## start

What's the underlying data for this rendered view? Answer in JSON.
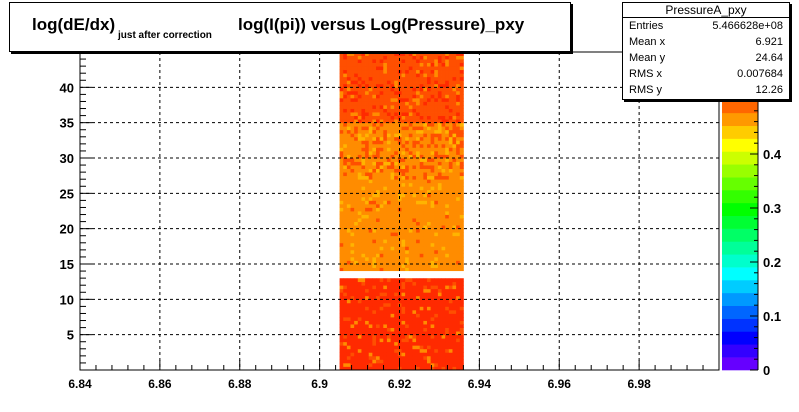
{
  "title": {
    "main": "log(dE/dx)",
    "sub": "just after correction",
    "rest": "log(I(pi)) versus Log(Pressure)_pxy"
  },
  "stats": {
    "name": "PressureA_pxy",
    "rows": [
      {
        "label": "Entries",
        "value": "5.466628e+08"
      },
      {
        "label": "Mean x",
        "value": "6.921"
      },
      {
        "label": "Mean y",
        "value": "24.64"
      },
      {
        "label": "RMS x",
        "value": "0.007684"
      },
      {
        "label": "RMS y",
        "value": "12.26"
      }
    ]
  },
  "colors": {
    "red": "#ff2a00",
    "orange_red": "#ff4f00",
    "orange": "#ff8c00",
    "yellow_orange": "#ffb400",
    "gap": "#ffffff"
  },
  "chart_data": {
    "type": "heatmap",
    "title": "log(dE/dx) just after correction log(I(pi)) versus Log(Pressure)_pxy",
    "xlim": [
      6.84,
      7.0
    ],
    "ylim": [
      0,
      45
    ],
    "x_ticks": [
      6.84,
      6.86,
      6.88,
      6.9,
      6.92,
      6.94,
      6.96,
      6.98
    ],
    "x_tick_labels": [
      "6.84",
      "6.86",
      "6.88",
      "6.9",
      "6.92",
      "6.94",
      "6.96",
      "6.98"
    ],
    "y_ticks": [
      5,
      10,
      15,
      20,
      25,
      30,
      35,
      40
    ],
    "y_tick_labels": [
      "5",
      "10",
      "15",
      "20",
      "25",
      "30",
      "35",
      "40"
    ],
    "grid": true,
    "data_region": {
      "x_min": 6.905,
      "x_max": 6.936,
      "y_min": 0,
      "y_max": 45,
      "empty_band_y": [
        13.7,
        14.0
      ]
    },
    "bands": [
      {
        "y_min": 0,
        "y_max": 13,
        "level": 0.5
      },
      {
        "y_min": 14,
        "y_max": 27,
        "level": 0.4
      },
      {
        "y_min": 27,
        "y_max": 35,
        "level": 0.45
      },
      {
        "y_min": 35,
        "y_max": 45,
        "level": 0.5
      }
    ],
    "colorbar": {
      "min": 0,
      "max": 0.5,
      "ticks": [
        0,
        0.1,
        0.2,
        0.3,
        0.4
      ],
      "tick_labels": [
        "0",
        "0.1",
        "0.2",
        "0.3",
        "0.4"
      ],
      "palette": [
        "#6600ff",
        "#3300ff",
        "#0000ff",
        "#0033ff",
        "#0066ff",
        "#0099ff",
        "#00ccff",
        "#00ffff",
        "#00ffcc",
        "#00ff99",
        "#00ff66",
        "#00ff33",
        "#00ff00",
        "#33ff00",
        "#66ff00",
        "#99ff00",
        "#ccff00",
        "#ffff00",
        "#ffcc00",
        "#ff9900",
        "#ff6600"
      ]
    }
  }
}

## end

Copy the whole listing above word for word but do not carry over the pictures.

• Correct result:
What's the underlying data for this rendered view? Answer in JSON.
{
  "title": {
    "main": "log(dE/dx)",
    "sub": "just after correction",
    "rest": "log(I(pi)) versus Log(Pressure)_pxy"
  },
  "stats": {
    "name": "PressureA_pxy",
    "rows": [
      {
        "label": "Entries",
        "value": "5.466628e+08"
      },
      {
        "label": "Mean x",
        "value": "6.921"
      },
      {
        "label": "Mean y",
        "value": "24.64"
      },
      {
        "label": "RMS x",
        "value": "0.007684"
      },
      {
        "label": "RMS y",
        "value": "12.26"
      }
    ]
  },
  "colors": {
    "red": "#ff2a00",
    "orange_red": "#ff4f00",
    "orange": "#ff8c00",
    "yellow_orange": "#ffb400",
    "gap": "#ffffff"
  },
  "chart_data": {
    "type": "heatmap",
    "title": "log(dE/dx) just after correction log(I(pi)) versus Log(Pressure)_pxy",
    "xlim": [
      6.84,
      7.0
    ],
    "ylim": [
      0,
      45
    ],
    "x_ticks": [
      6.84,
      6.86,
      6.88,
      6.9,
      6.92,
      6.94,
      6.96,
      6.98
    ],
    "x_tick_labels": [
      "6.84",
      "6.86",
      "6.88",
      "6.9",
      "6.92",
      "6.94",
      "6.96",
      "6.98"
    ],
    "y_ticks": [
      5,
      10,
      15,
      20,
      25,
      30,
      35,
      40
    ],
    "y_tick_labels": [
      "5",
      "10",
      "15",
      "20",
      "25",
      "30",
      "35",
      "40"
    ],
    "grid": true,
    "data_region": {
      "x_min": 6.905,
      "x_max": 6.936,
      "y_min": 0,
      "y_max": 45,
      "empty_band_y": [
        13.7,
        14.0
      ]
    },
    "bands": [
      {
        "y_min": 0,
        "y_max": 13,
        "level": 0.5
      },
      {
        "y_min": 14,
        "y_max": 27,
        "level": 0.4
      },
      {
        "y_min": 27,
        "y_max": 35,
        "level": 0.45
      },
      {
        "y_min": 35,
        "y_max": 45,
        "level": 0.5
      }
    ],
    "colorbar": {
      "min": 0,
      "max": 0.5,
      "ticks": [
        0,
        0.1,
        0.2,
        0.3,
        0.4
      ],
      "tick_labels": [
        "0",
        "0.1",
        "0.2",
        "0.3",
        "0.4"
      ],
      "palette": [
        "#6600ff",
        "#3300ff",
        "#0000ff",
        "#0033ff",
        "#0066ff",
        "#0099ff",
        "#00ccff",
        "#00ffff",
        "#00ffcc",
        "#00ff99",
        "#00ff66",
        "#00ff33",
        "#00ff00",
        "#33ff00",
        "#66ff00",
        "#99ff00",
        "#ccff00",
        "#ffff00",
        "#ffcc00",
        "#ff9900",
        "#ff6600"
      ]
    }
  }
}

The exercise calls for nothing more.